[Dataset items]
## Begin

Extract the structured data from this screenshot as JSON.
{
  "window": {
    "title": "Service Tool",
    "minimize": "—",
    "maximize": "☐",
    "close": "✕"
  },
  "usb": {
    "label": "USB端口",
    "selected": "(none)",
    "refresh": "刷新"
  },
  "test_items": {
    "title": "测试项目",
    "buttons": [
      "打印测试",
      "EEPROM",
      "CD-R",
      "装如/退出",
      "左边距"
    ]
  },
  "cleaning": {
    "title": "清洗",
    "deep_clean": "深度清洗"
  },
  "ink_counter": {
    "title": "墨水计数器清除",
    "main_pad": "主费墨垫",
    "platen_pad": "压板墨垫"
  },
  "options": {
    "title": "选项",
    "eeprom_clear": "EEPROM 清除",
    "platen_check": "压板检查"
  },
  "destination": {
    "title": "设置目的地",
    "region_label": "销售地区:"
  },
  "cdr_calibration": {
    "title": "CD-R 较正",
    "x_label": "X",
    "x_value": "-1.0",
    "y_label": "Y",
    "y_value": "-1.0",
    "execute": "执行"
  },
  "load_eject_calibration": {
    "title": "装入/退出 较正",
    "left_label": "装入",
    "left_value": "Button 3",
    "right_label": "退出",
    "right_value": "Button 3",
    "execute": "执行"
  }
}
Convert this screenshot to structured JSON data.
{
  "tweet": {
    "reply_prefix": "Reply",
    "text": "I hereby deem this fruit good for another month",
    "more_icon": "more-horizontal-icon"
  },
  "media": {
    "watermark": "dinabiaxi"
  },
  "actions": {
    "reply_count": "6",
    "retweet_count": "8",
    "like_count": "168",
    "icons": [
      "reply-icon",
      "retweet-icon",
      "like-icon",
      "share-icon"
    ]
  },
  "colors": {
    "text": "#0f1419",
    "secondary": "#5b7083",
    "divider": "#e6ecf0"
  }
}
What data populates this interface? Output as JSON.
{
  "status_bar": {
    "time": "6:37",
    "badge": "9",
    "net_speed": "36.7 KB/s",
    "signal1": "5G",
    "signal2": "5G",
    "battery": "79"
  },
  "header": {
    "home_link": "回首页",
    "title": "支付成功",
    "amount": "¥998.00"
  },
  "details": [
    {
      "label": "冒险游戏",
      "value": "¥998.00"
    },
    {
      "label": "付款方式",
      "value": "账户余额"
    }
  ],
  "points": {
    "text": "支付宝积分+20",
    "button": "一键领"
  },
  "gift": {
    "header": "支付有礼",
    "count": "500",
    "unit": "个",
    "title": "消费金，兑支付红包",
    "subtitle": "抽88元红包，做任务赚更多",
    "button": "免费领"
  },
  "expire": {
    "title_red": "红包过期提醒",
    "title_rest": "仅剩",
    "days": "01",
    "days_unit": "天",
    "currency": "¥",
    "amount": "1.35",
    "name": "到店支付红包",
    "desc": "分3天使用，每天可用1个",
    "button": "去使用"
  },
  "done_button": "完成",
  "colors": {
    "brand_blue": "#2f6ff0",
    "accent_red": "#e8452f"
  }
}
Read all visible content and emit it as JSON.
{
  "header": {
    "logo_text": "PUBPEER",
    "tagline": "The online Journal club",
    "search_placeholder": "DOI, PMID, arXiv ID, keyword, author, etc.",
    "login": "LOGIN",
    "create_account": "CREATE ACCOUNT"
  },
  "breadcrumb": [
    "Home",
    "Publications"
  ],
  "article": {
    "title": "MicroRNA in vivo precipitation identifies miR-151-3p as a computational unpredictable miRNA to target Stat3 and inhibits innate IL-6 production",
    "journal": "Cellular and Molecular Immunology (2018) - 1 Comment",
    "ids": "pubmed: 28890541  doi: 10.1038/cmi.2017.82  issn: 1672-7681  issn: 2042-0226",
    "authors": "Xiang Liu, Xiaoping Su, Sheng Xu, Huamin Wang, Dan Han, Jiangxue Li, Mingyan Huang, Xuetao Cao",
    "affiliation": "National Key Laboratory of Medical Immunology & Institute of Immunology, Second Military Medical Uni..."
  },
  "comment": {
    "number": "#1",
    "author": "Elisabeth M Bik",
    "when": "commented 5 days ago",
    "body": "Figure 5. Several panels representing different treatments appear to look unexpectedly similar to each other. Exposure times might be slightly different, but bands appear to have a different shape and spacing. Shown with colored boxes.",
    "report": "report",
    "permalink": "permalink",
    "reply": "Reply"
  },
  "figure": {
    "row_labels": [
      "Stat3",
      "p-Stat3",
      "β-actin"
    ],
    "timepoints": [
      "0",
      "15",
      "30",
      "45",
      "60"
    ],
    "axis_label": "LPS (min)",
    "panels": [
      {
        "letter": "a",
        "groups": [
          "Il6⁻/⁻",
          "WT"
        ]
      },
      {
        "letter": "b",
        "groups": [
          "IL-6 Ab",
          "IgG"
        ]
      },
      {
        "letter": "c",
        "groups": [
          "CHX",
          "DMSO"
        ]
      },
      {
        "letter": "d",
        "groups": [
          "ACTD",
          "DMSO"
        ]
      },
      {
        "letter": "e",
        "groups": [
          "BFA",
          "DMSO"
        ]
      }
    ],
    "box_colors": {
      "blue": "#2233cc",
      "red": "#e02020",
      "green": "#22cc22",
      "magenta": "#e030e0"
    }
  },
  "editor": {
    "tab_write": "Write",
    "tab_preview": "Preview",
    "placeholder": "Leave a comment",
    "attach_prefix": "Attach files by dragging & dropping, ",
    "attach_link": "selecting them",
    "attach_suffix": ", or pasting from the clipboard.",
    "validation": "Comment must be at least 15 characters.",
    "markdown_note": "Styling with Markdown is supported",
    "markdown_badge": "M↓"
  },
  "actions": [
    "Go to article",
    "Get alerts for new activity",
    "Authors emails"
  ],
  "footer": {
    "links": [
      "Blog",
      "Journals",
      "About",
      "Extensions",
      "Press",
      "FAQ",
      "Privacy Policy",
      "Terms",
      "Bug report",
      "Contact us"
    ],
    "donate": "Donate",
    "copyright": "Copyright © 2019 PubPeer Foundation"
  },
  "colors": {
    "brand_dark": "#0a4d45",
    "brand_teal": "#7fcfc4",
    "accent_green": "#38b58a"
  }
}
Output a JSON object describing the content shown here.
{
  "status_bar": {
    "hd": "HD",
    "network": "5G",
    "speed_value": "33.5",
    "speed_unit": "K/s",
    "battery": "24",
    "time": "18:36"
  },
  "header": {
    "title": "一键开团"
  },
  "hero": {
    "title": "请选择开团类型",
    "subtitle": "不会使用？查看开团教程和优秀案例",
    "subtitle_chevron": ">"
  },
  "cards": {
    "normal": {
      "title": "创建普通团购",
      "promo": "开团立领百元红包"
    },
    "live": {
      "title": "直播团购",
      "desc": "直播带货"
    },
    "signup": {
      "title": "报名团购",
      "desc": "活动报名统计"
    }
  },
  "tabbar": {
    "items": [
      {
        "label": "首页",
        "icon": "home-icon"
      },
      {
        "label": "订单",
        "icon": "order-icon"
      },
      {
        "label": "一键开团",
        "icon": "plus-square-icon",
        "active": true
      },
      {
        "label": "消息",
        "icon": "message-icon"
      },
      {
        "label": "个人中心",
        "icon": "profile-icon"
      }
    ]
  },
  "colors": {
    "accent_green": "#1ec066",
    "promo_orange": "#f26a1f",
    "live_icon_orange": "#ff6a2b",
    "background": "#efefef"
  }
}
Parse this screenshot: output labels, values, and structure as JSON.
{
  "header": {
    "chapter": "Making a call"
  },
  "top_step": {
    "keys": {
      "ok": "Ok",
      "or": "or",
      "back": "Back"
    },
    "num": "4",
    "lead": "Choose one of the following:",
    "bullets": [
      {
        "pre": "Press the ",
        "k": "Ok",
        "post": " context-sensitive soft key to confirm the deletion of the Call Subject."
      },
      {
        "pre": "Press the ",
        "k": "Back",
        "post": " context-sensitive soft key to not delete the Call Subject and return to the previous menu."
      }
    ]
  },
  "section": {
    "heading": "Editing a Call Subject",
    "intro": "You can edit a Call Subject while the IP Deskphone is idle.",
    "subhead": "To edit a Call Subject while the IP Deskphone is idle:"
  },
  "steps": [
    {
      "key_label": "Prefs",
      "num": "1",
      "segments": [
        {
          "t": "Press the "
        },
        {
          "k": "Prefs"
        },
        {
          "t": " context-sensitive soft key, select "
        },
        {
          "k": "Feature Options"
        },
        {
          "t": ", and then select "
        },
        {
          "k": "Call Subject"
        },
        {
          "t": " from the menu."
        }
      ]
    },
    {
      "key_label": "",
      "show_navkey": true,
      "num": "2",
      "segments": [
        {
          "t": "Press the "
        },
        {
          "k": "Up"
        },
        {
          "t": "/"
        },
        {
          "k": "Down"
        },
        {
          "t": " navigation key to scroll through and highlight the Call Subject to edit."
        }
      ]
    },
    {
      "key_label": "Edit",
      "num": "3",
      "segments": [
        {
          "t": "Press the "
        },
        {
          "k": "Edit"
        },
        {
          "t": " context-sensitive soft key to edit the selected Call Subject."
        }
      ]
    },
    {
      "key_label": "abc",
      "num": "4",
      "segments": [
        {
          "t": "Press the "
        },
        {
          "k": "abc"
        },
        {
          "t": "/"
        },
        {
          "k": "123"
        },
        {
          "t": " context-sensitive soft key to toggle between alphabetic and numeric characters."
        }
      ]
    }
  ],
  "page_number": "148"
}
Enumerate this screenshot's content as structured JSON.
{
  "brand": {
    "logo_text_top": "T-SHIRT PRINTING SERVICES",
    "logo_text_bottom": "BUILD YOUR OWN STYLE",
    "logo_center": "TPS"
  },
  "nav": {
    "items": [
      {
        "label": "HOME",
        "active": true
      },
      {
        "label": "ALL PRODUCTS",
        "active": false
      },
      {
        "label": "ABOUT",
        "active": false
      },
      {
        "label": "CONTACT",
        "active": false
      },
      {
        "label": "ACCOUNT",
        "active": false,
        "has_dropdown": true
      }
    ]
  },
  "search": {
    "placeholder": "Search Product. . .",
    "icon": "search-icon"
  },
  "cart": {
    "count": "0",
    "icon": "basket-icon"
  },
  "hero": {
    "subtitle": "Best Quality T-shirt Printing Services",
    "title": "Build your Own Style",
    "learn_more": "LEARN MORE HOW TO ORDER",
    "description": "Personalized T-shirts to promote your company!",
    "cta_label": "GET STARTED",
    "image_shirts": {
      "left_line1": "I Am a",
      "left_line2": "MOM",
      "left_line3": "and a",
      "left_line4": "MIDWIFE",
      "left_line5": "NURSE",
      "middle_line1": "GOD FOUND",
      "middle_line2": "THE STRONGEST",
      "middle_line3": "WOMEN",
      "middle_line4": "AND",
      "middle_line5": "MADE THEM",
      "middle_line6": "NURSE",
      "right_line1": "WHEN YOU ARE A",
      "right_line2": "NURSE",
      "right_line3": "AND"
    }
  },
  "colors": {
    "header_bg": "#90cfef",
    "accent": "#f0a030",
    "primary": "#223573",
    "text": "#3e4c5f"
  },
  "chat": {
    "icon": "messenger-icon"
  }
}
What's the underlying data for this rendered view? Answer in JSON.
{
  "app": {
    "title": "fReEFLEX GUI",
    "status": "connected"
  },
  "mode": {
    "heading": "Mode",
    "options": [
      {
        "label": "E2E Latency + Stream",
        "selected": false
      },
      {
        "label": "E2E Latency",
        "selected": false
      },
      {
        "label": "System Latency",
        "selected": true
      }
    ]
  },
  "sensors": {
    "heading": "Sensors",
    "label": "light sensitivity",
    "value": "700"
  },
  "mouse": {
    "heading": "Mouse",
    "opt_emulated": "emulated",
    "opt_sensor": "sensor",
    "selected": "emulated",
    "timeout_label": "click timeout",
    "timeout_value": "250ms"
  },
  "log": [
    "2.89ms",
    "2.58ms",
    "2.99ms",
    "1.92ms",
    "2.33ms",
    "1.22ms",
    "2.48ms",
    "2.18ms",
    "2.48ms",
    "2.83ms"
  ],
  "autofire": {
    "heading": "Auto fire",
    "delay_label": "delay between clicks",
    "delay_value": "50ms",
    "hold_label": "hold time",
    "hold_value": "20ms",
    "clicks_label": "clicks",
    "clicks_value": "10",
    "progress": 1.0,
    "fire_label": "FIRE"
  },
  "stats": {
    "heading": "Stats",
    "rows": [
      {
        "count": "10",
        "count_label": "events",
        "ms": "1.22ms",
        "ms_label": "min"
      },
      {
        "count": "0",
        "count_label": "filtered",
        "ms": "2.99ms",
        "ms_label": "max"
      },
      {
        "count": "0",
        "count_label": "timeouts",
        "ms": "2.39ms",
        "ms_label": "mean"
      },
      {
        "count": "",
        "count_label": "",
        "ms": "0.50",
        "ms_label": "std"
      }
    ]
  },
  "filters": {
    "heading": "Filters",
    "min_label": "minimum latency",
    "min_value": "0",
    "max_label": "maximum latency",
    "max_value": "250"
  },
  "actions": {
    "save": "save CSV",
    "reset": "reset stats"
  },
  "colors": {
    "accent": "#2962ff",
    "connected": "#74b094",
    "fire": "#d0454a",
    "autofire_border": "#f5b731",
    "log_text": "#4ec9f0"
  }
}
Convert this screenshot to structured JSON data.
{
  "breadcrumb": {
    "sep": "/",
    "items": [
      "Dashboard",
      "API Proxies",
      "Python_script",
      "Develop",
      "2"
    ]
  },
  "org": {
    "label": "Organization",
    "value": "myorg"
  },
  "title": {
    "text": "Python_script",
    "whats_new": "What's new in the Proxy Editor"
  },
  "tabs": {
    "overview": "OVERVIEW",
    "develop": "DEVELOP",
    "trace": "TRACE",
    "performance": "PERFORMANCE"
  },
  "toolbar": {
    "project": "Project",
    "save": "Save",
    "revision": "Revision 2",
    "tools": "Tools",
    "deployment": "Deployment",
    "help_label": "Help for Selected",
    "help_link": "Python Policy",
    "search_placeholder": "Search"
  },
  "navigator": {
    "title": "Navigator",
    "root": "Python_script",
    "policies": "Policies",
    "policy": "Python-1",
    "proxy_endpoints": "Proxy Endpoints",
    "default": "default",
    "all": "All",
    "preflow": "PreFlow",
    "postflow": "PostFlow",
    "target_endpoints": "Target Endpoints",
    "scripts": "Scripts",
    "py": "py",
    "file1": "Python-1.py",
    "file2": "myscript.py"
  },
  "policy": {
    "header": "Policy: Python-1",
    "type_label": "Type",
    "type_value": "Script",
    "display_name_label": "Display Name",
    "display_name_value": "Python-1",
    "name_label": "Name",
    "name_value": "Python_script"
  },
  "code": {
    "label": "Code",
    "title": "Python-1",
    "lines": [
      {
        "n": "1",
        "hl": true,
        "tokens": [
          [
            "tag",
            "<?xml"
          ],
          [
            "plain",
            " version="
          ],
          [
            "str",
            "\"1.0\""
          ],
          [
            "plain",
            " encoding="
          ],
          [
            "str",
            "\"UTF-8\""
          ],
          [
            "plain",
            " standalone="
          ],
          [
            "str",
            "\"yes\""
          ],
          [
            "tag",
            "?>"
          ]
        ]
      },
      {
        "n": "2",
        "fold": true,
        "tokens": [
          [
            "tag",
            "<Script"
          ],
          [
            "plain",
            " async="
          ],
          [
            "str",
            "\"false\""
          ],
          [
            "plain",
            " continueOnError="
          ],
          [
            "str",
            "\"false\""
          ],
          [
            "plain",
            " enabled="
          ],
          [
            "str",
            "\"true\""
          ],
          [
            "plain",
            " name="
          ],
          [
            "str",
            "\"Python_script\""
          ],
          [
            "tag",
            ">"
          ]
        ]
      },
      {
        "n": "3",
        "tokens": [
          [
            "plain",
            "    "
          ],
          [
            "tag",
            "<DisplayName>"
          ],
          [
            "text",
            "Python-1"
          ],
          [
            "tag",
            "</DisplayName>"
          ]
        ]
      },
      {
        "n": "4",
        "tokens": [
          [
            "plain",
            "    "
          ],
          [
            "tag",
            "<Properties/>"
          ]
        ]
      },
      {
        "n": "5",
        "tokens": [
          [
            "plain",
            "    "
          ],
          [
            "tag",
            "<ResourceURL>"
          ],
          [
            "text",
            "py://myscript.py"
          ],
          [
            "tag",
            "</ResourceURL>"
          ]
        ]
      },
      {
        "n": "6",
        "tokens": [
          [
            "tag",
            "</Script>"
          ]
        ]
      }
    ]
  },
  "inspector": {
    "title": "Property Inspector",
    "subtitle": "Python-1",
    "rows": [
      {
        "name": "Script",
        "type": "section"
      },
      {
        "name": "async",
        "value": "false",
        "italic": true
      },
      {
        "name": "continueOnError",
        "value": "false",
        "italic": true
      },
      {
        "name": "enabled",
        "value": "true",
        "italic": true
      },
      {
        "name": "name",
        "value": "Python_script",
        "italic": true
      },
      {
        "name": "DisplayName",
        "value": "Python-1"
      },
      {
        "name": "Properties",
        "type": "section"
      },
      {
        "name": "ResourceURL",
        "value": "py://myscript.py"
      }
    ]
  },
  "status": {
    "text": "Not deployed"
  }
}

## End

▶ Task prompt
Extract every line containing the string "idle" from the material.

▶ Solution to this task
    "intro": "You can edit a Call Subject while the IP Deskphone is idle.",
    "subhead": "To edit a Call Subject while the IP Deskphone is idle:"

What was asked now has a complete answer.